:: WHAT IS EXPECTED ::
Work through the records below and tally every line containing "JSON". Reply with the total alone.

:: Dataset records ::
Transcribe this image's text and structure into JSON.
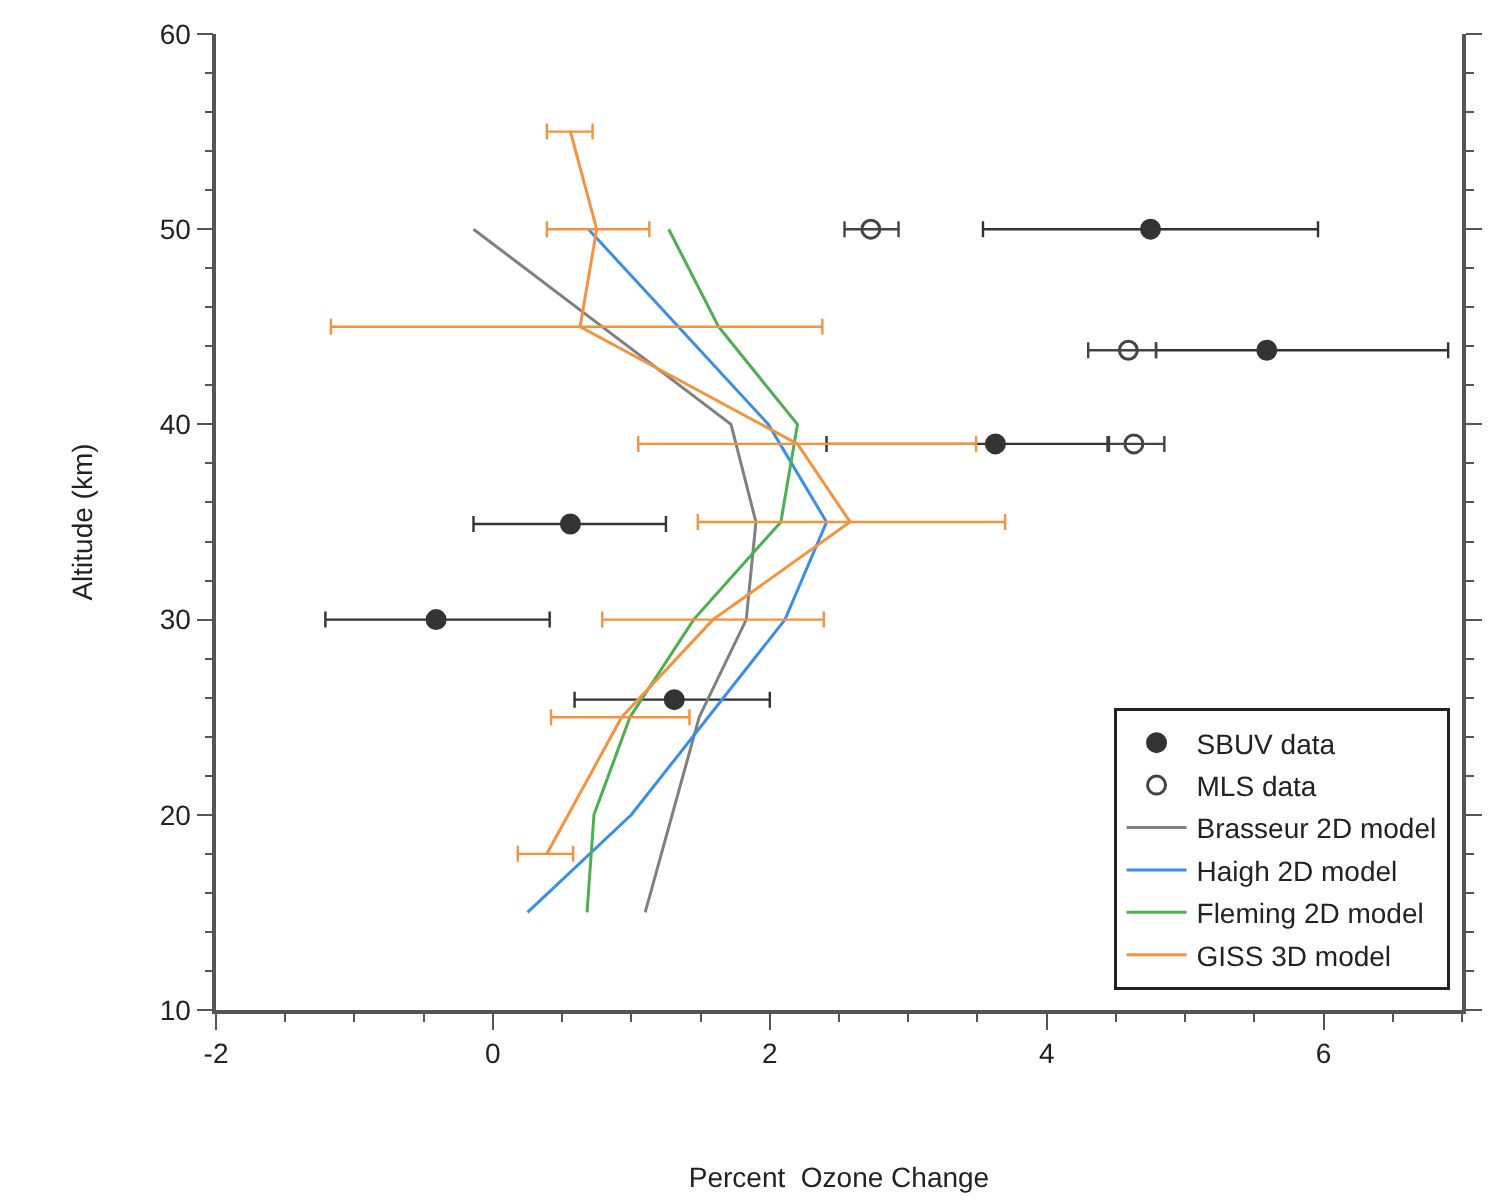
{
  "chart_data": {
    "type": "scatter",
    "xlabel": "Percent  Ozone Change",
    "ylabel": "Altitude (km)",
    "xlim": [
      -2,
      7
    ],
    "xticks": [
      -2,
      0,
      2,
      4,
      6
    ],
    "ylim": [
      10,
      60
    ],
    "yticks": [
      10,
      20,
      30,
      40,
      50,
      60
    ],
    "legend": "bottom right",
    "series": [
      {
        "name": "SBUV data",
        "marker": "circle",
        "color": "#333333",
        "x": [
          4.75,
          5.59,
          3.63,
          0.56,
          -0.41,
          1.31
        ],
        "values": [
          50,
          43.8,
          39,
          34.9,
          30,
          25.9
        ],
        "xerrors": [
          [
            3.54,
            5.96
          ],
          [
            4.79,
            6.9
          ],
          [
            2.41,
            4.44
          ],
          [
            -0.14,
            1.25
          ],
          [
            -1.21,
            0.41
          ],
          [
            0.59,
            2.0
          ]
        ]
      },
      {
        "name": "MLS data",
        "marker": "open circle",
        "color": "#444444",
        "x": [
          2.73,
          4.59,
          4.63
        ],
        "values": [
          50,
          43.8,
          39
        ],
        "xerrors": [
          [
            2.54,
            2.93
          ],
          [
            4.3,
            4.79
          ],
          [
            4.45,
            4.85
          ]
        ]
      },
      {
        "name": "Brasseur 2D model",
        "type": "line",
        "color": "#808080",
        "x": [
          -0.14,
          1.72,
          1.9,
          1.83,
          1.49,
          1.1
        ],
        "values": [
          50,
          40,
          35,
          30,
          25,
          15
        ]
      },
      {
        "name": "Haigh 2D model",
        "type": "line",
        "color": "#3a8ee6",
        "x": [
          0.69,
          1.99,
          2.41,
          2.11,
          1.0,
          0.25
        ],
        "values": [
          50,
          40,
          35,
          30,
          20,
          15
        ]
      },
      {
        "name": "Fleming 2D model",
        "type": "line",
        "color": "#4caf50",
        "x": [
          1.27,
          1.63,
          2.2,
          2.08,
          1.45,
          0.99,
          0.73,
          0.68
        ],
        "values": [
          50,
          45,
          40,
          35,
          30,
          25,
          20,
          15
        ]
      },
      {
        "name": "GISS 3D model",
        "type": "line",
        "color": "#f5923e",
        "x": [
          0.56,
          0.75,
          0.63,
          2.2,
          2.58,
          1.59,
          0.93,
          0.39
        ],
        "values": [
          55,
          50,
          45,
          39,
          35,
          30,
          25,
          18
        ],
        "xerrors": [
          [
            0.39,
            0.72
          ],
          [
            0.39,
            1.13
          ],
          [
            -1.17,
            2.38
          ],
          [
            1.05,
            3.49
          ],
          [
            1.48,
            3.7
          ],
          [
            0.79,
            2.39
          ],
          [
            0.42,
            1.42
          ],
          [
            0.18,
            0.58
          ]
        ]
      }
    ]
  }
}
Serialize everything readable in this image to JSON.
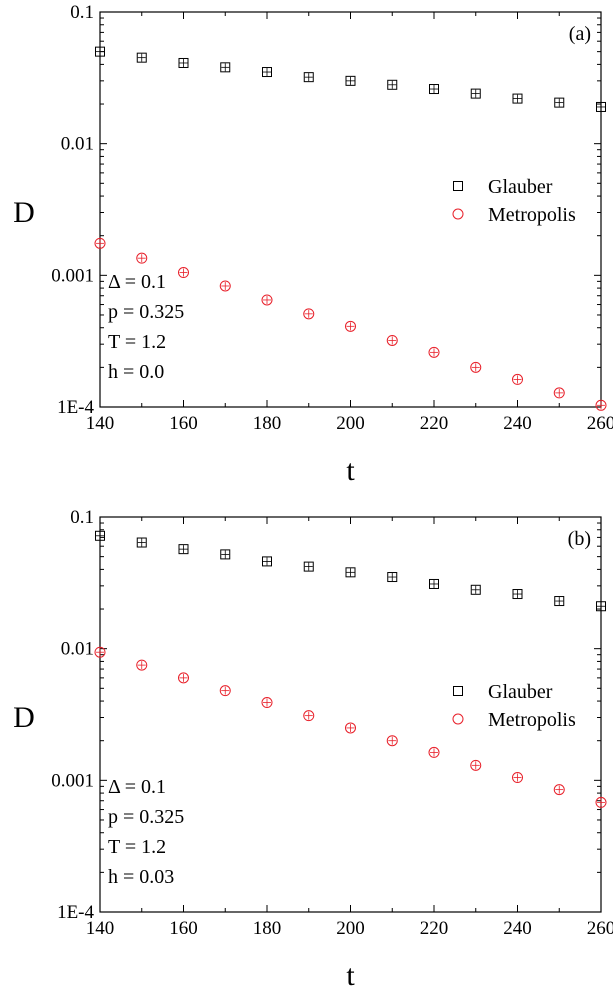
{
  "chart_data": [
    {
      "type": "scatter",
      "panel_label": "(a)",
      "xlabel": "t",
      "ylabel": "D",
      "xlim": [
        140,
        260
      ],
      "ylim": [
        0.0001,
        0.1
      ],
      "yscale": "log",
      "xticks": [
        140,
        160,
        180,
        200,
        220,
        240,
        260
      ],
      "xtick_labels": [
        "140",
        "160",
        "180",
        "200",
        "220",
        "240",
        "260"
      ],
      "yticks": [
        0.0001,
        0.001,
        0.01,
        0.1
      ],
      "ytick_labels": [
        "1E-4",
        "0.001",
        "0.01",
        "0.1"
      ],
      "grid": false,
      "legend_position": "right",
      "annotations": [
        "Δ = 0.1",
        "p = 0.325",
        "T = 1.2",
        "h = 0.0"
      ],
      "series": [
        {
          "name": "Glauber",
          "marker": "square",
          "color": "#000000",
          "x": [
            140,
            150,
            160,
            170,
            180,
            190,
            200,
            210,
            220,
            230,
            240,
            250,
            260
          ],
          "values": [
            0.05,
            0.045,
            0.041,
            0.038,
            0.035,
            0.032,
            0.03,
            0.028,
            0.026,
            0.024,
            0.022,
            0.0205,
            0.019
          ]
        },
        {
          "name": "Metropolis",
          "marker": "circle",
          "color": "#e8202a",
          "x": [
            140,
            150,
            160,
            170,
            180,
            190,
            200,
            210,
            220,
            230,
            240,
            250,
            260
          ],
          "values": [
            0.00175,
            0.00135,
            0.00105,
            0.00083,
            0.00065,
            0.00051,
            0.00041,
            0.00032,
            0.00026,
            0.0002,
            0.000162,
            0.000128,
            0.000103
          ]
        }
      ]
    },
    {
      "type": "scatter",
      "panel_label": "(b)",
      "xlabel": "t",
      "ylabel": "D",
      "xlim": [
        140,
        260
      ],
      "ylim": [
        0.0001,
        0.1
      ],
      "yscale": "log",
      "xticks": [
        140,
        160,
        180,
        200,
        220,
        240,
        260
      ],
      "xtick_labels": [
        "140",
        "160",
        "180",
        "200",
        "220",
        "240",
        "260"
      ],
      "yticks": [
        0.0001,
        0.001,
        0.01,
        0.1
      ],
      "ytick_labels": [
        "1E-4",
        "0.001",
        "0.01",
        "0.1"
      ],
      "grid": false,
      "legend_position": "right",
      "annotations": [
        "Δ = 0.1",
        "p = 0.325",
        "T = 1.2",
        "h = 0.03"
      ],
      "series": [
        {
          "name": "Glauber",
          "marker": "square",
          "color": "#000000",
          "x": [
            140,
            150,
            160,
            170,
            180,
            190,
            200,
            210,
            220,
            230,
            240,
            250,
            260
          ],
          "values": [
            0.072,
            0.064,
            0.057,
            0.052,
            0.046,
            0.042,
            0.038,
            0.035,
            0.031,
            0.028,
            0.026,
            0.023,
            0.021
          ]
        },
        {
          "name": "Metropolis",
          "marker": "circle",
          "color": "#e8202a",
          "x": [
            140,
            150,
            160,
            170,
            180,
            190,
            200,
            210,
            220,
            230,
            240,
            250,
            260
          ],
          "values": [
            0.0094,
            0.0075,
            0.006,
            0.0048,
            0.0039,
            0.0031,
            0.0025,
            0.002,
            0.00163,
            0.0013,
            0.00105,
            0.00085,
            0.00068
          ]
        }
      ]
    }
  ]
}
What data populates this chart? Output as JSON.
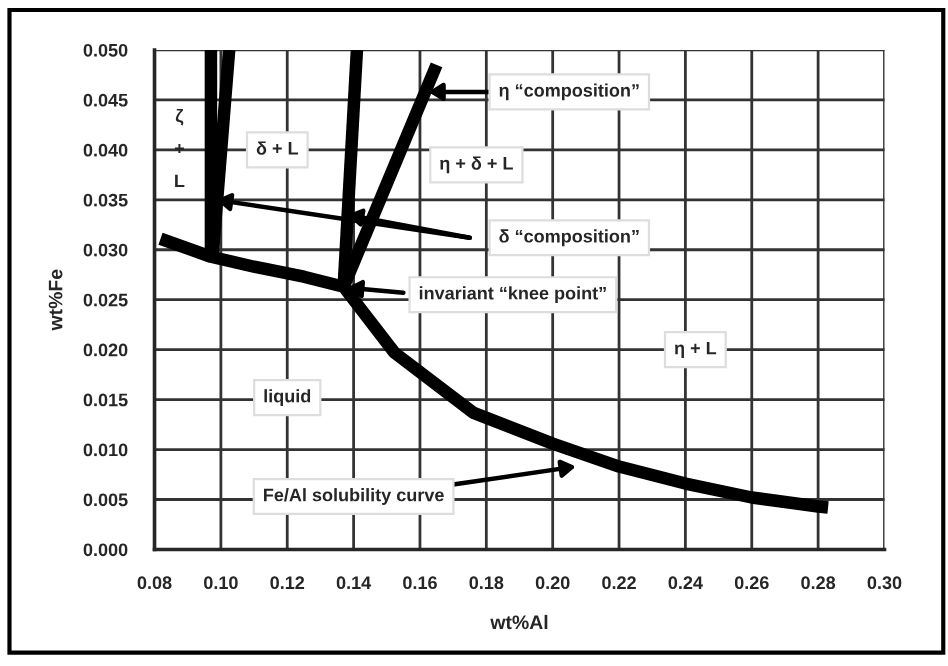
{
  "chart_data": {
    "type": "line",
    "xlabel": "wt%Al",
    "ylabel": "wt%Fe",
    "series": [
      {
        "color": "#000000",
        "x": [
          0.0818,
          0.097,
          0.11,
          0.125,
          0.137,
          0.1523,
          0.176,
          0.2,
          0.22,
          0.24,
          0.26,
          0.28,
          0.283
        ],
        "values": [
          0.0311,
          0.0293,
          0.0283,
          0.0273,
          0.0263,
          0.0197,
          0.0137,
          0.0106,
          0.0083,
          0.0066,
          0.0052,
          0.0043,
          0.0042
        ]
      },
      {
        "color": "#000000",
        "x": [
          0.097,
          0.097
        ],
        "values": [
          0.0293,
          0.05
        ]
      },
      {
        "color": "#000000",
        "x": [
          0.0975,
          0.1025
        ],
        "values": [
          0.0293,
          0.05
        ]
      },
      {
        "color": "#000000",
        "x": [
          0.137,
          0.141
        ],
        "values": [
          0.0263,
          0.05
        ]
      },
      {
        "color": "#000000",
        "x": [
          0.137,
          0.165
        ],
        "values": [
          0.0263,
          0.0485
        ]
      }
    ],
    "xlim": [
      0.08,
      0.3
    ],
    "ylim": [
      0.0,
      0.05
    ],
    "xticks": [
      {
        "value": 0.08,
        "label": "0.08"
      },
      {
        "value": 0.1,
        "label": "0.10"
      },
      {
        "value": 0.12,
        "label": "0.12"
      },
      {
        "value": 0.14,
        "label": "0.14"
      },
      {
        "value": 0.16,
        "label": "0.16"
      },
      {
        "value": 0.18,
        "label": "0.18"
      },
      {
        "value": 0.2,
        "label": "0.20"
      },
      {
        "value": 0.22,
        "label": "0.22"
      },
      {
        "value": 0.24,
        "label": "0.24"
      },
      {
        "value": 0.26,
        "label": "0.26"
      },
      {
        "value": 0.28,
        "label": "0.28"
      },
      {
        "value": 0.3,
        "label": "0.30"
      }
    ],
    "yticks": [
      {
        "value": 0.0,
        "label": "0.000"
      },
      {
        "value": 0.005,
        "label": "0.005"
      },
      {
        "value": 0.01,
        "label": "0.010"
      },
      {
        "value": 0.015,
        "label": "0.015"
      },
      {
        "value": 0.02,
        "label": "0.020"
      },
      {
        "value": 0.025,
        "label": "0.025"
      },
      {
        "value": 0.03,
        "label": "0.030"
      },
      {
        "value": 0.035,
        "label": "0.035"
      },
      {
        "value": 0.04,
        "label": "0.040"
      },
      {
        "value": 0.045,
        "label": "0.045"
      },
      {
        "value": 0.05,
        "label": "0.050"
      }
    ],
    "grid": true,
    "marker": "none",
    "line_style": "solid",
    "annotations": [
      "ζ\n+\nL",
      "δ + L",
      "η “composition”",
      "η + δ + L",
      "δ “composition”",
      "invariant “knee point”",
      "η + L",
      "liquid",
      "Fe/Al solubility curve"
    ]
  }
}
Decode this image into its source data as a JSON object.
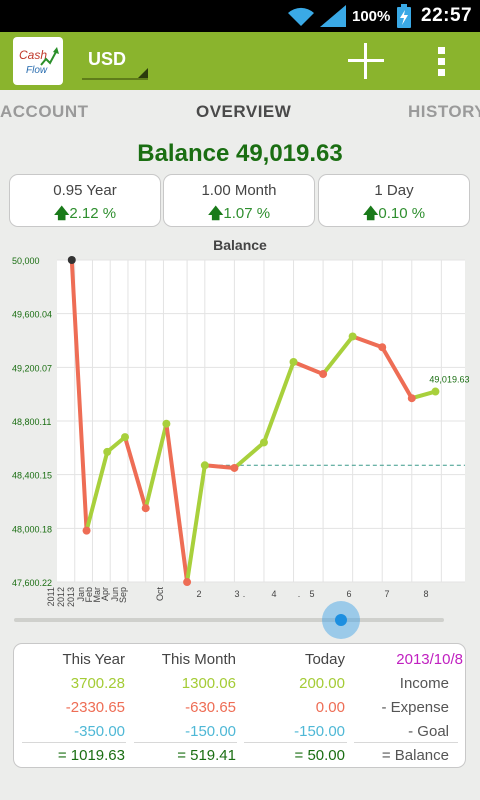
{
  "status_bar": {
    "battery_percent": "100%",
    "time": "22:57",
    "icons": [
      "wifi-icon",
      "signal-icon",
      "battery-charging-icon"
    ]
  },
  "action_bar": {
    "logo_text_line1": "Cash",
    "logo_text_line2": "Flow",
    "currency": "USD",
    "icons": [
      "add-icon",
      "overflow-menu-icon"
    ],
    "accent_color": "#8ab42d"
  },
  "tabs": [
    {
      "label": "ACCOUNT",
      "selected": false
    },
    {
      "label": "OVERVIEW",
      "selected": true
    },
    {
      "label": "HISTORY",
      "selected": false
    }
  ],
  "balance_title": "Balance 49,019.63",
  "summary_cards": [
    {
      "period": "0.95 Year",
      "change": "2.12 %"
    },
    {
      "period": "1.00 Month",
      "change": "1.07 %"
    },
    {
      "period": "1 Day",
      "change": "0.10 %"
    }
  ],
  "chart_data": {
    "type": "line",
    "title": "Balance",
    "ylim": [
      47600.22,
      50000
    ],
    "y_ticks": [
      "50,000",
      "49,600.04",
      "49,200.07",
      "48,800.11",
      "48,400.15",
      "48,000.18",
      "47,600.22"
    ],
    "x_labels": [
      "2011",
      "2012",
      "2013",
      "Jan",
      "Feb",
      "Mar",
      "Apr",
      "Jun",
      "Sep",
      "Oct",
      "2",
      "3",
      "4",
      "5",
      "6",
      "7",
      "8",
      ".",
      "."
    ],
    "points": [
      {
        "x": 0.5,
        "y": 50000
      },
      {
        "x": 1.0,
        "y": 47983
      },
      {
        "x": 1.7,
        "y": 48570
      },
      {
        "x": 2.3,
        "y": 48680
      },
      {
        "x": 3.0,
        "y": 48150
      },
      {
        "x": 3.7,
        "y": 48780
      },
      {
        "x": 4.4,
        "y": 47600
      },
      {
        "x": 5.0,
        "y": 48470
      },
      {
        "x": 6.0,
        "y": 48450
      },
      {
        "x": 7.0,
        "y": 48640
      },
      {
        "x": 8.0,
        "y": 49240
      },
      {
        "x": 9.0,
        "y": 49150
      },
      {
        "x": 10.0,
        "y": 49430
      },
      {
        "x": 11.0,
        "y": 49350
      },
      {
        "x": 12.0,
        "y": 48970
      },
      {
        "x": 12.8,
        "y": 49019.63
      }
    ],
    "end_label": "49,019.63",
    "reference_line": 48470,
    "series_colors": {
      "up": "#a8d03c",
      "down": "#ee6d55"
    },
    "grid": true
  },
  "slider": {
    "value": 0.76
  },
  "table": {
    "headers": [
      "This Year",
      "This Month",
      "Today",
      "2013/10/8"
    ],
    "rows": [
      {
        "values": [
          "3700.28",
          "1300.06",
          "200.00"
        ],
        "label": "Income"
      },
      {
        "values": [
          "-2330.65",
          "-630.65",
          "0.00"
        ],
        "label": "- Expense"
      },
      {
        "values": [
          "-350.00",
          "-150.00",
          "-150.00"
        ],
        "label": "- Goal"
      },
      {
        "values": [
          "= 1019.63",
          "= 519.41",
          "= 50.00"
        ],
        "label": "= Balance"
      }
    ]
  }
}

:: TASK SOLUTION ::
4